# JOB
Quote every line below exactly as it reads.

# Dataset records
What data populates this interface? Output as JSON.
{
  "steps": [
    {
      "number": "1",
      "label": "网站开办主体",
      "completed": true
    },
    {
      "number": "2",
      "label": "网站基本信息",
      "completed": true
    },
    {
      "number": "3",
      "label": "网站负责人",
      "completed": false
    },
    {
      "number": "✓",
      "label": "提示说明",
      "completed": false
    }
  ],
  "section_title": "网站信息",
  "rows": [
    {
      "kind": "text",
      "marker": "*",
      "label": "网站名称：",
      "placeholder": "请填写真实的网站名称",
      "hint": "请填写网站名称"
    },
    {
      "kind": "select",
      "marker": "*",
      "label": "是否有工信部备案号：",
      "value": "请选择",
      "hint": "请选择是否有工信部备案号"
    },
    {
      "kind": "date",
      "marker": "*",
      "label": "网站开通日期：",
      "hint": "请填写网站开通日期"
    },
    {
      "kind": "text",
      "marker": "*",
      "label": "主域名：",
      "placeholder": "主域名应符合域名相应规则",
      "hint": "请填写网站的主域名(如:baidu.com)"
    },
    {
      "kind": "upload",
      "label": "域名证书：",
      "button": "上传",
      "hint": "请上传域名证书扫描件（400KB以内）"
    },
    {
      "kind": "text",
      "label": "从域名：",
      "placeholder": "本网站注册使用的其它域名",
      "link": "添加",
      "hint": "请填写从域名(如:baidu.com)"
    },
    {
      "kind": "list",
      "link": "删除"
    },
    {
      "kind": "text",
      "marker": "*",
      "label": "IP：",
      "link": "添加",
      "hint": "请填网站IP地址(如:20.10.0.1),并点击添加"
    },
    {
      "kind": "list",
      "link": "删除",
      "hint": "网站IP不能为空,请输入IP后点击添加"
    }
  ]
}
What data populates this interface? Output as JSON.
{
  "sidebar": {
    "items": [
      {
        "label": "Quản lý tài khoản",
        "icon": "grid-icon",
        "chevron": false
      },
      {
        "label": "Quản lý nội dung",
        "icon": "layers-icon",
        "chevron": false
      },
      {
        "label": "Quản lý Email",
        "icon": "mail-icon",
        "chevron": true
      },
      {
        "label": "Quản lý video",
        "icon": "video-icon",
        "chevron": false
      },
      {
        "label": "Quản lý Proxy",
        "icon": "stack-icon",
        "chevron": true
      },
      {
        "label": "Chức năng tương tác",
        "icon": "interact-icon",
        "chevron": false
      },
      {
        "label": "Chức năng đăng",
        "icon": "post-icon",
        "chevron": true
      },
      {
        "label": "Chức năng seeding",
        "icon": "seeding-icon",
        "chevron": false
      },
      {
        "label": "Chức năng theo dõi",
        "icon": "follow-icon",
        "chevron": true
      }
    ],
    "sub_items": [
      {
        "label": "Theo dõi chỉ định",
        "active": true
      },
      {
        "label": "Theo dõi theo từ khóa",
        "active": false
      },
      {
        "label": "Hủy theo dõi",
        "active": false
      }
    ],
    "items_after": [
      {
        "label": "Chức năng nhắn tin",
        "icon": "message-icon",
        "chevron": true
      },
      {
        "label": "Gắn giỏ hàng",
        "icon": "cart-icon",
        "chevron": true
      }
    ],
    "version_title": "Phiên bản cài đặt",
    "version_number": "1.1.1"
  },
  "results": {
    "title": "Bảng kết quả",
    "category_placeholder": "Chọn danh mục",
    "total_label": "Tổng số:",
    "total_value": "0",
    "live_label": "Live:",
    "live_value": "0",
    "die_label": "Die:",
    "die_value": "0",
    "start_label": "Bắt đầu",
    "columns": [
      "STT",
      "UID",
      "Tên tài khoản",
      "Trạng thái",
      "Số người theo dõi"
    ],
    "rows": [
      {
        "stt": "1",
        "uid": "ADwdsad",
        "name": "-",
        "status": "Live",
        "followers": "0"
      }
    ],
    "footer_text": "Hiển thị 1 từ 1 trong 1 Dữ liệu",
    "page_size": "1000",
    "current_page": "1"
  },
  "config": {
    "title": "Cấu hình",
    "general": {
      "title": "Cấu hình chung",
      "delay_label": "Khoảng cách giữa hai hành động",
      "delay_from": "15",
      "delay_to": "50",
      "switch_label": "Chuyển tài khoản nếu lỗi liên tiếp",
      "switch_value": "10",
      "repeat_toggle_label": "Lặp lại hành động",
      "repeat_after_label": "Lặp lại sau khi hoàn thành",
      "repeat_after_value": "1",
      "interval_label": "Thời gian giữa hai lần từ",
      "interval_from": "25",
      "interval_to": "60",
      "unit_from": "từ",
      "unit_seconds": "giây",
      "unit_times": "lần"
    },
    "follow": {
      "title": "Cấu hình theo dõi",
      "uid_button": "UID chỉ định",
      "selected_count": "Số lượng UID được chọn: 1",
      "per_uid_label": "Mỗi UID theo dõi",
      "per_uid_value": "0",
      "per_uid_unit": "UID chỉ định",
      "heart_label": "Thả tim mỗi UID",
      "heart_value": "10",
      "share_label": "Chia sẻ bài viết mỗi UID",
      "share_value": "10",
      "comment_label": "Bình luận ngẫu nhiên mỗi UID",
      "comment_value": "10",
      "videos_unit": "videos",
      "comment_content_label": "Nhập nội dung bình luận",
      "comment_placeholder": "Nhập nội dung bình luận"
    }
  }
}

# RESULT OF THE EXERCISE
What data populates this interface? Output as JSON.
{
  "steps": [
    {
      "number": "1",
      "label": "网站开办主体",
      "completed": true
    },
    {
      "number": "2",
      "label": "网站基本信息",
      "completed": true
    },
    {
      "number": "3",
      "label": "网站负责人",
      "completed": false
    },
    {
      "number": "✓",
      "label": "提示说明",
      "completed": false
    }
  ],
  "section_title": "网站信息",
  "rows": [
    {
      "kind": "text",
      "marker": "*",
      "label": "网站名称：",
      "placeholder": "请填写真实的网站名称",
      "hint": "请填写网站名称"
    },
    {
      "kind": "select",
      "marker": "*",
      "label": "是否有工信部备案号：",
      "value": "请选择",
      "hint": "请选择是否有工信部备案号"
    },
    {
      "kind": "date",
      "marker": "*",
      "label": "网站开通日期：",
      "hint": "请填写网站开通日期"
    },
    {
      "kind": "text",
      "marker": "*",
      "label": "主域名：",
      "placeholder": "主域名应符合域名相应规则",
      "hint": "请填写网站的主域名(如:baidu.com)"
    },
    {
      "kind": "upload",
      "label": "域名证书：",
      "button": "上传",
      "hint": "请上传域名证书扫描件（400KB以内）"
    },
    {
      "kind": "text",
      "label": "从域名：",
      "placeholder": "本网站注册使用的其它域名",
      "link": "添加",
      "hint": "请填写从域名(如:baidu.com)"
    },
    {
      "kind": "list",
      "link": "删除"
    },
    {
      "kind": "text",
      "marker": "*",
      "label": "IP：",
      "link": "添加",
      "hint": "请填网站IP地址(如:20.10.0.1),并点击添加"
    },
    {
      "kind": "list",
      "link": "删除",
      "hint": "网站IP不能为空,请输入IP后点击添加"
    }
  ]
}
What data populates this interface? Output as JSON.
{
  "sidebar": {
    "items": [
      {
        "label": "Quản lý tài khoản",
        "icon": "grid-icon",
        "chevron": false
      },
      {
        "label": "Quản lý nội dung",
        "icon": "layers-icon",
        "chevron": false
      },
      {
        "label": "Quản lý Email",
        "icon": "mail-icon",
        "chevron": true
      },
      {
        "label": "Quản lý video",
        "icon": "video-icon",
        "chevron": false
      },
      {
        "label": "Quản lý Proxy",
        "icon": "stack-icon",
        "chevron": true
      },
      {
        "label": "Chức năng tương tác",
        "icon": "interact-icon",
        "chevron": false
      },
      {
        "label": "Chức năng đăng",
        "icon": "post-icon",
        "chevron": true
      },
      {
        "label": "Chức năng seeding",
        "icon": "seeding-icon",
        "chevron": false
      },
      {
        "label": "Chức năng theo dõi",
        "icon": "follow-icon",
        "chevron": true
      }
    ],
    "sub_items": [
      {
        "label": "Theo dõi chỉ định",
        "active": true
      },
      {
        "label": "Theo dõi theo từ khóa",
        "active": false
      },
      {
        "label": "Hủy theo dõi",
        "active": false
      }
    ],
    "items_after": [
      {
        "label": "Chức năng nhắn tin",
        "icon": "message-icon",
        "chevron": true
      },
      {
        "label": "Gắn giỏ hàng",
        "icon": "cart-icon",
        "chevron": true
      }
    ],
    "version_title": "Phiên bản cài đặt",
    "version_number": "1.1.1"
  },
  "results": {
    "title": "Bảng kết quả",
    "category_placeholder": "Chọn danh mục",
    "total_label": "Tổng số:",
    "total_value": "0",
    "live_label": "Live:",
    "live_value": "0",
    "die_label": "Die:",
    "die_value": "0",
    "start_label": "Bắt đầu",
    "columns": [
      "STT",
      "UID",
      "Tên tài khoản",
      "Trạng thái",
      "Số người theo dõi"
    ],
    "rows": [
      {
        "stt": "1",
        "uid": "ADwdsad",
        "name": "-",
        "status": "Live",
        "followers": "0"
      }
    ],
    "footer_text": "Hiển thị 1 từ 1 trong 1 Dữ liệu",
    "page_size": "1000",
    "current_page": "1"
  },
  "config": {
    "title": "Cấu hình",
    "general": {
      "title": "Cấu hình chung",
      "delay_label": "Khoảng cách giữa hai hành động",
      "delay_from": "15",
      "delay_to": "50",
      "switch_label": "Chuyển tài khoản nếu lỗi liên tiếp",
      "switch_value": "10",
      "repeat_toggle_label": "Lặp lại hành động",
      "repeat_after_label": "Lặp lại sau khi hoàn thành",
      "repeat_after_value": "1",
      "interval_label": "Thời gian giữa hai lần từ",
      "interval_from": "25",
      "interval_to": "60",
      "unit_from": "từ",
      "unit_seconds": "giây",
      "unit_times": "lần"
    },
    "follow": {
      "title": "Cấu hình theo dõi",
      "uid_button": "UID chỉ định",
      "selected_count": "Số lượng UID được chọn: 1",
      "per_uid_label": "Mỗi UID theo dõi",
      "per_uid_value": "0",
      "per_uid_unit": "UID chỉ định",
      "heart_label": "Thả tim mỗi UID",
      "heart_value": "10",
      "share_label": "Chia sẻ bài viết mỗi UID",
      "share_value": "10",
      "comment_label": "Bình luận ngẫu nhiên mỗi UID",
      "comment_value": "10",
      "videos_unit": "videos",
      "comment_content_label": "Nhập nội dung bình luận",
      "comment_placeholder": "Nhập nội dung bình luận"
    }
  }
}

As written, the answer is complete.